Entries from a dataset
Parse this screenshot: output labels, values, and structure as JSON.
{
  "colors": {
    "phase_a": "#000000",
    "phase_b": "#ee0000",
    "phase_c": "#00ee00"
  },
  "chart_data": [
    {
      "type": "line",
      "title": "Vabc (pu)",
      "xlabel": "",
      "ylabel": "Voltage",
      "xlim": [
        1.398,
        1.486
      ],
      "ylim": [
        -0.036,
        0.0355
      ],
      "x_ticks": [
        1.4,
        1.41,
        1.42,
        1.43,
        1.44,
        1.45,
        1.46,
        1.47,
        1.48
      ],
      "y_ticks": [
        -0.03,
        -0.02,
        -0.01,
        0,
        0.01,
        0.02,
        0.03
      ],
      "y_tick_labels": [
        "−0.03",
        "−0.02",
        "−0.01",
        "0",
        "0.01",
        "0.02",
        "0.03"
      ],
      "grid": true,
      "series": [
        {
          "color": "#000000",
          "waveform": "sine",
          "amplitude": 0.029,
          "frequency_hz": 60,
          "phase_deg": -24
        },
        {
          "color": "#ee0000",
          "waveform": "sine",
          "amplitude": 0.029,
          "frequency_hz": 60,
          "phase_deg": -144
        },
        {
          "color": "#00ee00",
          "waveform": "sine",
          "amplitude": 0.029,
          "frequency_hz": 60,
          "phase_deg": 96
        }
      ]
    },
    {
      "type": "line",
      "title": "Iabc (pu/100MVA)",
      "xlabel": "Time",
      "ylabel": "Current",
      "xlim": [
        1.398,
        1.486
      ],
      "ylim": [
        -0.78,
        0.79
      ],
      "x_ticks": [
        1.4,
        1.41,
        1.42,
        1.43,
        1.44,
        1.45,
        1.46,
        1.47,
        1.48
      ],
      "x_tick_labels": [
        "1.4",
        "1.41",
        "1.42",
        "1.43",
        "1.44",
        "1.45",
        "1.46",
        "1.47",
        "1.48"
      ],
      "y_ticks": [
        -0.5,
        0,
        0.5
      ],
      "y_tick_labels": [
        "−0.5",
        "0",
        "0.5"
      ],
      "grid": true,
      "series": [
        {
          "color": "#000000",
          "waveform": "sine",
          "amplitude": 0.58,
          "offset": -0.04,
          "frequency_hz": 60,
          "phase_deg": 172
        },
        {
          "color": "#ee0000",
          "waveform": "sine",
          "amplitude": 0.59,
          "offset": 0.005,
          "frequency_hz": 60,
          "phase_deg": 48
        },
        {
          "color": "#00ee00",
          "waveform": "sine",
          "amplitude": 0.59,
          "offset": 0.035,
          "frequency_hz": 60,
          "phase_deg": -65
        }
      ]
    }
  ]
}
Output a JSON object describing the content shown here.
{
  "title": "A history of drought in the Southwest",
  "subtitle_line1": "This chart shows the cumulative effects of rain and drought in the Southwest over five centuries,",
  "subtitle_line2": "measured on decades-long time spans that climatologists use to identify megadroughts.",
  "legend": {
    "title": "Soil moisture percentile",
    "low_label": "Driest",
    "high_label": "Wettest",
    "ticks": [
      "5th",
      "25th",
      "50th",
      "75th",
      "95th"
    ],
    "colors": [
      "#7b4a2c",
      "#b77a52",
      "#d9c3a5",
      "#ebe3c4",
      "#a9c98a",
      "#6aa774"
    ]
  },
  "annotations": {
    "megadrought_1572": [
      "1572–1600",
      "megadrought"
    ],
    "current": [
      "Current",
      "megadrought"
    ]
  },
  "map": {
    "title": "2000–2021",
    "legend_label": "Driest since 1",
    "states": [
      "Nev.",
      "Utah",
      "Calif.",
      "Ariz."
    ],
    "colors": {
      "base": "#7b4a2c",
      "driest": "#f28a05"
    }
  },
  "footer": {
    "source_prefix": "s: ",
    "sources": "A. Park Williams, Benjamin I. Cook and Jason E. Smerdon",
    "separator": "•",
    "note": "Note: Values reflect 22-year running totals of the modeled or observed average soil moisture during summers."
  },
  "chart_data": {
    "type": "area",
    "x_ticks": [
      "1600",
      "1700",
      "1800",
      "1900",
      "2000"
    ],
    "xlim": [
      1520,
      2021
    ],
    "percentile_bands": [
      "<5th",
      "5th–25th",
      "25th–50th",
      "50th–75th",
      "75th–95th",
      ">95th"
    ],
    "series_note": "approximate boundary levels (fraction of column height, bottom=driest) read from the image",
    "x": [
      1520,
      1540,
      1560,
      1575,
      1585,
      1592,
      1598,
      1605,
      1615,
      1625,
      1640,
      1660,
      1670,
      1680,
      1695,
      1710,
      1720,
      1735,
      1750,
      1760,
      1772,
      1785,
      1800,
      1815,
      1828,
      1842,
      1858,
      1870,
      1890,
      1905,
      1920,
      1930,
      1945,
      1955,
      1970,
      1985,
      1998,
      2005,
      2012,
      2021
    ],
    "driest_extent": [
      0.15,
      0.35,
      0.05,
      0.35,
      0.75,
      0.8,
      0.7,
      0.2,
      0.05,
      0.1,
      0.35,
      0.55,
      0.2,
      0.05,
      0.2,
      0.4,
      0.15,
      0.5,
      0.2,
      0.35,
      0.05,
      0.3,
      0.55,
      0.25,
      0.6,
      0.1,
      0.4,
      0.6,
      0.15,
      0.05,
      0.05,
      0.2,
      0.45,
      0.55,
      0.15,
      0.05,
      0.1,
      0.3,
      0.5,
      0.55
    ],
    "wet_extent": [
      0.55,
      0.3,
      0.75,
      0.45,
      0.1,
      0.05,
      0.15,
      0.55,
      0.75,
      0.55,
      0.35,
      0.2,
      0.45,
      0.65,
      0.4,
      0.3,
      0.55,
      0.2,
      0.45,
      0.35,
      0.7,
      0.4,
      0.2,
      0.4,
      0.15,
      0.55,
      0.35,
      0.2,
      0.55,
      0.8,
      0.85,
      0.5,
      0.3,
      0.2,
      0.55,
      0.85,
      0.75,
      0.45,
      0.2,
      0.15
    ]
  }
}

PROMPT:
Retype the entries exactly, including every line.

SOLUTION FOR THIS EXERCISE:
Parse this screenshot: output labels, values, and structure as JSON.
{
  "colors": {
    "phase_a": "#000000",
    "phase_b": "#ee0000",
    "phase_c": "#00ee00"
  },
  "chart_data": [
    {
      "type": "line",
      "title": "Vabc (pu)",
      "xlabel": "",
      "ylabel": "Voltage",
      "xlim": [
        1.398,
        1.486
      ],
      "ylim": [
        -0.036,
        0.0355
      ],
      "x_ticks": [
        1.4,
        1.41,
        1.42,
        1.43,
        1.44,
        1.45,
        1.46,
        1.47,
        1.48
      ],
      "y_ticks": [
        -0.03,
        -0.02,
        -0.01,
        0,
        0.01,
        0.02,
        0.03
      ],
      "y_tick_labels": [
        "−0.03",
        "−0.02",
        "−0.01",
        "0",
        "0.01",
        "0.02",
        "0.03"
      ],
      "grid": true,
      "series": [
        {
          "color": "#000000",
          "waveform": "sine",
          "amplitude": 0.029,
          "frequency_hz": 60,
          "phase_deg": -24
        },
        {
          "color": "#ee0000",
          "waveform": "sine",
          "amplitude": 0.029,
          "frequency_hz": 60,
          "phase_deg": -144
        },
        {
          "color": "#00ee00",
          "waveform": "sine",
          "amplitude": 0.029,
          "frequency_hz": 60,
          "phase_deg": 96
        }
      ]
    },
    {
      "type": "line",
      "title": "Iabc (pu/100MVA)",
      "xlabel": "Time",
      "ylabel": "Current",
      "xlim": [
        1.398,
        1.486
      ],
      "ylim": [
        -0.78,
        0.79
      ],
      "x_ticks": [
        1.4,
        1.41,
        1.42,
        1.43,
        1.44,
        1.45,
        1.46,
        1.47,
        1.48
      ],
      "x_tick_labels": [
        "1.4",
        "1.41",
        "1.42",
        "1.43",
        "1.44",
        "1.45",
        "1.46",
        "1.47",
        "1.48"
      ],
      "y_ticks": [
        -0.5,
        0,
        0.5
      ],
      "y_tick_labels": [
        "−0.5",
        "0",
        "0.5"
      ],
      "grid": true,
      "series": [
        {
          "color": "#000000",
          "waveform": "sine",
          "amplitude": 0.58,
          "offset": -0.04,
          "frequency_hz": 60,
          "phase_deg": 172
        },
        {
          "color": "#ee0000",
          "waveform": "sine",
          "amplitude": 0.59,
          "offset": 0.005,
          "frequency_hz": 60,
          "phase_deg": 48
        },
        {
          "color": "#00ee00",
          "waveform": "sine",
          "amplitude": 0.59,
          "offset": 0.035,
          "frequency_hz": 60,
          "phase_deg": -65
        }
      ]
    }
  ]
}
Output a JSON object describing the content shown here.
{
  "title": "A history of drought in the Southwest",
  "subtitle_line1": "This chart shows the cumulative effects of rain and drought in the Southwest over five centuries,",
  "subtitle_line2": "measured on decades-long time spans that climatologists use to identify megadroughts.",
  "legend": {
    "title": "Soil moisture percentile",
    "low_label": "Driest",
    "high_label": "Wettest",
    "ticks": [
      "5th",
      "25th",
      "50th",
      "75th",
      "95th"
    ],
    "colors": [
      "#7b4a2c",
      "#b77a52",
      "#d9c3a5",
      "#ebe3c4",
      "#a9c98a",
      "#6aa774"
    ]
  },
  "annotations": {
    "megadrought_1572": [
      "1572–1600",
      "megadrought"
    ],
    "current": [
      "Current",
      "megadrought"
    ]
  },
  "map": {
    "title": "2000–2021",
    "legend_label": "Driest since 1",
    "states": [
      "Nev.",
      "Utah",
      "Calif.",
      "Ariz."
    ],
    "colors": {
      "base": "#7b4a2c",
      "driest": "#f28a05"
    }
  },
  "footer": {
    "source_prefix": "s: ",
    "sources": "A. Park Williams, Benjamin I. Cook and Jason E. Smerdon",
    "separator": "•",
    "note": "Note: Values reflect 22-year running totals of the modeled or observed average soil moisture during summers."
  },
  "chart_data": {
    "type": "area",
    "x_ticks": [
      "1600",
      "1700",
      "1800",
      "1900",
      "2000"
    ],
    "xlim": [
      1520,
      2021
    ],
    "percentile_bands": [
      "<5th",
      "5th–25th",
      "25th–50th",
      "50th–75th",
      "75th–95th",
      ">95th"
    ],
    "series_note": "approximate boundary levels (fraction of column height, bottom=driest) read from the image",
    "x": [
      1520,
      1540,
      1560,
      1575,
      1585,
      1592,
      1598,
      1605,
      1615,
      1625,
      1640,
      1660,
      1670,
      1680,
      1695,
      1710,
      1720,
      1735,
      1750,
      1760,
      1772,
      1785,
      1800,
      1815,
      1828,
      1842,
      1858,
      1870,
      1890,
      1905,
      1920,
      1930,
      1945,
      1955,
      1970,
      1985,
      1998,
      2005,
      2012,
      2021
    ],
    "driest_extent": [
      0.15,
      0.35,
      0.05,
      0.35,
      0.75,
      0.8,
      0.7,
      0.2,
      0.05,
      0.1,
      0.35,
      0.55,
      0.2,
      0.05,
      0.2,
      0.4,
      0.15,
      0.5,
      0.2,
      0.35,
      0.05,
      0.3,
      0.55,
      0.25,
      0.6,
      0.1,
      0.4,
      0.6,
      0.15,
      0.05,
      0.05,
      0.2,
      0.45,
      0.55,
      0.15,
      0.05,
      0.1,
      0.3,
      0.5,
      0.55
    ],
    "wet_extent": [
      0.55,
      0.3,
      0.75,
      0.45,
      0.1,
      0.05,
      0.15,
      0.55,
      0.75,
      0.55,
      0.35,
      0.2,
      0.45,
      0.65,
      0.4,
      0.3,
      0.55,
      0.2,
      0.45,
      0.35,
      0.7,
      0.4,
      0.2,
      0.4,
      0.15,
      0.55,
      0.35,
      0.2,
      0.55,
      0.8,
      0.85,
      0.5,
      0.3,
      0.2,
      0.55,
      0.85,
      0.75,
      0.45,
      0.2,
      0.15
    ]
  }
}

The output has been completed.